**The task:**
Gather all lines from the material that contain the word "Costituzione".

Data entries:

— Begin —

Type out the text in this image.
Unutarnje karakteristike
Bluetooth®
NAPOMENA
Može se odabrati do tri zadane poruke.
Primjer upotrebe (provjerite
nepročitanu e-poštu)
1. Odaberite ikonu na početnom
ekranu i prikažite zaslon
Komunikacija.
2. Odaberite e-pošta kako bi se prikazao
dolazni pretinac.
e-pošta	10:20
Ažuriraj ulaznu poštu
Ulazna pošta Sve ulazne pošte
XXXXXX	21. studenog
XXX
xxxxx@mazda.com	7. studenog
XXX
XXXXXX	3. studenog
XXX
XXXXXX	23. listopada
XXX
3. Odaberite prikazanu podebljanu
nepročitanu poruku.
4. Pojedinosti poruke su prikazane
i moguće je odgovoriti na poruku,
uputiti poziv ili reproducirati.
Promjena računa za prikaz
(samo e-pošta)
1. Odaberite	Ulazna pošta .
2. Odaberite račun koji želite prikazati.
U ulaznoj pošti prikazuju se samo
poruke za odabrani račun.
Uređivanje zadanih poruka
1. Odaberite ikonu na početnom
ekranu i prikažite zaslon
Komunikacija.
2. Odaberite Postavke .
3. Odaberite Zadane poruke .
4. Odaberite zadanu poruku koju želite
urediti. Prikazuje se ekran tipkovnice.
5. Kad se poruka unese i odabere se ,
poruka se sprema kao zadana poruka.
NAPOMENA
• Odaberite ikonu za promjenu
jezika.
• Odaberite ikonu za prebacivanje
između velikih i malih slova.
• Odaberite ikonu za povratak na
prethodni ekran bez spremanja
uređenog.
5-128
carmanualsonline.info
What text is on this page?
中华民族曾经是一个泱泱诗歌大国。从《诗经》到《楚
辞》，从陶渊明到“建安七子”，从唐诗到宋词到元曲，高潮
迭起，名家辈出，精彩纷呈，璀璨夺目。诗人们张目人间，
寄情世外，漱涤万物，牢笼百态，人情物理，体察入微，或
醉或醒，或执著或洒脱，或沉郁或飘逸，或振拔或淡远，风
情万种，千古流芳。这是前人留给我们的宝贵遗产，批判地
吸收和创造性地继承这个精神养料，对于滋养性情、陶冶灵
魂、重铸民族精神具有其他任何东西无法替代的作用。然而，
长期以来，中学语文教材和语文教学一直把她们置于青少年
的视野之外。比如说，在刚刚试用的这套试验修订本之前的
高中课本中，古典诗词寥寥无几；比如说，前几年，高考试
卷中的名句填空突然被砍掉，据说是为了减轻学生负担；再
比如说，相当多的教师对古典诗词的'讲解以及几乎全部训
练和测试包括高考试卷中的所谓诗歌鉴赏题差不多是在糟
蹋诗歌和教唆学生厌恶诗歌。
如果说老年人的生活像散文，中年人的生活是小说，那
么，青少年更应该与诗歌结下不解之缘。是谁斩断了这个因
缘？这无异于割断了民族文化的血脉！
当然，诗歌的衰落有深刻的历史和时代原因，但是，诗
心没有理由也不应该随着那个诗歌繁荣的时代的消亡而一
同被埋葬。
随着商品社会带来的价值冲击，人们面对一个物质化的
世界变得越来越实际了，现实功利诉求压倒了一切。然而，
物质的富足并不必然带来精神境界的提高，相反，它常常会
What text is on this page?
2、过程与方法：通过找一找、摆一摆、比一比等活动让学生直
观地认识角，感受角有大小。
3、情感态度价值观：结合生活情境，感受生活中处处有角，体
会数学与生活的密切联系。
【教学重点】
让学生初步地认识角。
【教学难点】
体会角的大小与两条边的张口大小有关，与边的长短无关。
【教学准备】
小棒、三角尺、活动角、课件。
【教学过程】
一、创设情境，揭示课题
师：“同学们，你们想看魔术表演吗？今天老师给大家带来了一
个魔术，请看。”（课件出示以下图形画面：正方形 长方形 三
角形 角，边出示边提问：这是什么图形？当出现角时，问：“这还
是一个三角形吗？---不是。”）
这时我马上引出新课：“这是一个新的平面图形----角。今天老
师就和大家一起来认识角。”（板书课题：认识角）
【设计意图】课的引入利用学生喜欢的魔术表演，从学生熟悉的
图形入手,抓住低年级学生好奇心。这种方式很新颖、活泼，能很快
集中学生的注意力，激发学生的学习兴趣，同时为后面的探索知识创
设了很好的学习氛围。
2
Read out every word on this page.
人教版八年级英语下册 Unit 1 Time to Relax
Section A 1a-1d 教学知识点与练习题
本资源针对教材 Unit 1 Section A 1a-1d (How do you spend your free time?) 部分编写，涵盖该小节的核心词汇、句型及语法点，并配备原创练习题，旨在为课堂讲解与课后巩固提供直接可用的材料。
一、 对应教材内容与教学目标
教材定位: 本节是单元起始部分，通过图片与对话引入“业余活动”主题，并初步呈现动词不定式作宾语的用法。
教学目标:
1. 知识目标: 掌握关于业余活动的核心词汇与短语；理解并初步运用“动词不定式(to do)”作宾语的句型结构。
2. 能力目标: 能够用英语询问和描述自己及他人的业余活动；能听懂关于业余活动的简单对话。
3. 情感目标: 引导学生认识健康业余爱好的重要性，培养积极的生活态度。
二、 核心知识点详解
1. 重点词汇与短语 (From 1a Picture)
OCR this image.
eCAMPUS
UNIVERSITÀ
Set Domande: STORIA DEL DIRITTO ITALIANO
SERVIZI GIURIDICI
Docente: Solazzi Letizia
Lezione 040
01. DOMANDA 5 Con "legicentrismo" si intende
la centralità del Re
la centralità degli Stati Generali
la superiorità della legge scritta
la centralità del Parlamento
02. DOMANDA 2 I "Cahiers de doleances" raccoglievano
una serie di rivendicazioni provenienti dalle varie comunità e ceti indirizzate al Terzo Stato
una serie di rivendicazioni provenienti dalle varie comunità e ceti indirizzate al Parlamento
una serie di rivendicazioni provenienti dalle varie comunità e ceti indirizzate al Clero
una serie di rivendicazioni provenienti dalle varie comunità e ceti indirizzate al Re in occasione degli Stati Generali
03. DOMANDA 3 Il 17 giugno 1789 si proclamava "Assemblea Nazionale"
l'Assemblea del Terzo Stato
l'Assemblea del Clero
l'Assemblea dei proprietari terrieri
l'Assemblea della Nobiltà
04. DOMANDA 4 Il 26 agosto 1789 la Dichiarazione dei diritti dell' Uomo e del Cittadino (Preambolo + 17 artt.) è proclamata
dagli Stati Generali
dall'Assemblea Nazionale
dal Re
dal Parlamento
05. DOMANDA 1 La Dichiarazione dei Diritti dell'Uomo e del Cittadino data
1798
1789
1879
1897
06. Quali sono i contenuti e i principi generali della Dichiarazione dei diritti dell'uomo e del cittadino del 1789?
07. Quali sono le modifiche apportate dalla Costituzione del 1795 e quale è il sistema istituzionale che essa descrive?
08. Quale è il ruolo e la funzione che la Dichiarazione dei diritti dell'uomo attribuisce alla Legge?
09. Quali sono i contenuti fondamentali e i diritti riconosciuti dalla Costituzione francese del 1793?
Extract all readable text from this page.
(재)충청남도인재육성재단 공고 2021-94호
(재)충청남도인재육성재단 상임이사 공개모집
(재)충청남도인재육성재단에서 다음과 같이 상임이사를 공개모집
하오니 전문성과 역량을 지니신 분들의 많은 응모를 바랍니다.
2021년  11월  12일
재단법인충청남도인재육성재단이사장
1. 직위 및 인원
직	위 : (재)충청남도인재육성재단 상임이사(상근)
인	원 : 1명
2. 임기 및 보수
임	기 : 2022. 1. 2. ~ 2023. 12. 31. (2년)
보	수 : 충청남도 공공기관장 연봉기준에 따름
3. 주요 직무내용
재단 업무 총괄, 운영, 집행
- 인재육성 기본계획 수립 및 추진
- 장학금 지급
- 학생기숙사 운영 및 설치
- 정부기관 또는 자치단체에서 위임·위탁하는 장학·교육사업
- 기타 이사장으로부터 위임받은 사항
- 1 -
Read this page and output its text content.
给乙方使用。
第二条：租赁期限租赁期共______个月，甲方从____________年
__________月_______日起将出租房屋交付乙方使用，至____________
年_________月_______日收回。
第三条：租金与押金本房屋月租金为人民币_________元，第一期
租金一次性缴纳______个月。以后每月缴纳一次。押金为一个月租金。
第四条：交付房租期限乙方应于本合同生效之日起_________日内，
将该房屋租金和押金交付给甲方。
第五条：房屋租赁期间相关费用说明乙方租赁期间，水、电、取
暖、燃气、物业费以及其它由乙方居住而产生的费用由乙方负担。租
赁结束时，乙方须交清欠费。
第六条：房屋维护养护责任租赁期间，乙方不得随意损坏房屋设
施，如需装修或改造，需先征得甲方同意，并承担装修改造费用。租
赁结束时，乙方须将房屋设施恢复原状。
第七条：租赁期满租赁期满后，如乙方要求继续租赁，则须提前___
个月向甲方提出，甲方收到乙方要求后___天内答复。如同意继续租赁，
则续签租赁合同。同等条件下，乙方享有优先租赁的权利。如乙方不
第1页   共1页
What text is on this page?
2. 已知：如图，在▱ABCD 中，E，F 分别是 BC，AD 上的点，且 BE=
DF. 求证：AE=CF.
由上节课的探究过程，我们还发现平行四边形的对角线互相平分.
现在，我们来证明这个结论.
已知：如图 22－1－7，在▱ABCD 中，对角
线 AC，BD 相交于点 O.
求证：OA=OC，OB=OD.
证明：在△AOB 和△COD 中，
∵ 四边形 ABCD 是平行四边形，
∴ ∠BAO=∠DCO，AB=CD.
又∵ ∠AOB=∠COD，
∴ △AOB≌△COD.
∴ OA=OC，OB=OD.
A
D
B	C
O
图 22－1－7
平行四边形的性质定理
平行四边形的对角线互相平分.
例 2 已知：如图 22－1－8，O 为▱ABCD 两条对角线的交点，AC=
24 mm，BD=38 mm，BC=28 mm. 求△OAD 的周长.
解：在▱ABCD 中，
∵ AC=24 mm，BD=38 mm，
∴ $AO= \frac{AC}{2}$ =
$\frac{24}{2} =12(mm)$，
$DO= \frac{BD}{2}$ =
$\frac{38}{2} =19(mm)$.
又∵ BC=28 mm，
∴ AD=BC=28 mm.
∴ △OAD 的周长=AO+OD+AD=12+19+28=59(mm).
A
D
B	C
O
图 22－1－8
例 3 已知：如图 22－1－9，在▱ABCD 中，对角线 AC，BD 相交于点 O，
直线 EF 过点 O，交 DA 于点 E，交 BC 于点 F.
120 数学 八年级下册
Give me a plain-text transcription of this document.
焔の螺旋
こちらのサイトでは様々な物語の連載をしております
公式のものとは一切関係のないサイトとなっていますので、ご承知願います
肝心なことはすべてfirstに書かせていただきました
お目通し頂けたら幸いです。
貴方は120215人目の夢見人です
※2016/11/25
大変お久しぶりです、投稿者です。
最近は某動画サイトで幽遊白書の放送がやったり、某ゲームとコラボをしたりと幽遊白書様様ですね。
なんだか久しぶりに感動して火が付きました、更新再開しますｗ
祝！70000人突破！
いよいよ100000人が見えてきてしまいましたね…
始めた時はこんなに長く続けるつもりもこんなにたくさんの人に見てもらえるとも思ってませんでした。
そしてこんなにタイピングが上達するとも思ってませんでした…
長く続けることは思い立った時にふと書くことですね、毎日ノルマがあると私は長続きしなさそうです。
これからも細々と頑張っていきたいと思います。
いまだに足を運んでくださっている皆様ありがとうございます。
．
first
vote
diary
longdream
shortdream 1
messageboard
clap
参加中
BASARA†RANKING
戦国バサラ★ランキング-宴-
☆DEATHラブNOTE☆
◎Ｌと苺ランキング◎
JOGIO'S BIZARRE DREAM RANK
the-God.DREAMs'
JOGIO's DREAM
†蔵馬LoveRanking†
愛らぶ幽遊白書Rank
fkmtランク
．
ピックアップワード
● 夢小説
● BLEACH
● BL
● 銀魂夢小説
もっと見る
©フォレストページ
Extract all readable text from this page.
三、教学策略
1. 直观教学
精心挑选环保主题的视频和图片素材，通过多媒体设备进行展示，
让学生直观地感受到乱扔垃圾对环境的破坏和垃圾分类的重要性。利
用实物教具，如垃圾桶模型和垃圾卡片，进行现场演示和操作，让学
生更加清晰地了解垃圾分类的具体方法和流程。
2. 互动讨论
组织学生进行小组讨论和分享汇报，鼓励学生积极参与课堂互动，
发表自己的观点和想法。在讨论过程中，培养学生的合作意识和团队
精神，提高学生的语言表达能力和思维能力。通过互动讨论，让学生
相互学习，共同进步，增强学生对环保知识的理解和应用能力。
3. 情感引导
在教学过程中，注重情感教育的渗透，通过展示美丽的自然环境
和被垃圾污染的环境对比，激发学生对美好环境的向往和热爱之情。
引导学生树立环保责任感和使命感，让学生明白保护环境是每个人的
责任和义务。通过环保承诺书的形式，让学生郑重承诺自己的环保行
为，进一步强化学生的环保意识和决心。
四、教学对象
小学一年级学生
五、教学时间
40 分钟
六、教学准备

— End —

**Response to the task:**
07. Quali sono le modifiche apportate dalla Costituzione del 1795 e quale è il sistema istituzionale che essa descrive?
09. Quali sono i contenuti fondamentali e i diritti riconosciuti dalla Costituzione francese del 1793?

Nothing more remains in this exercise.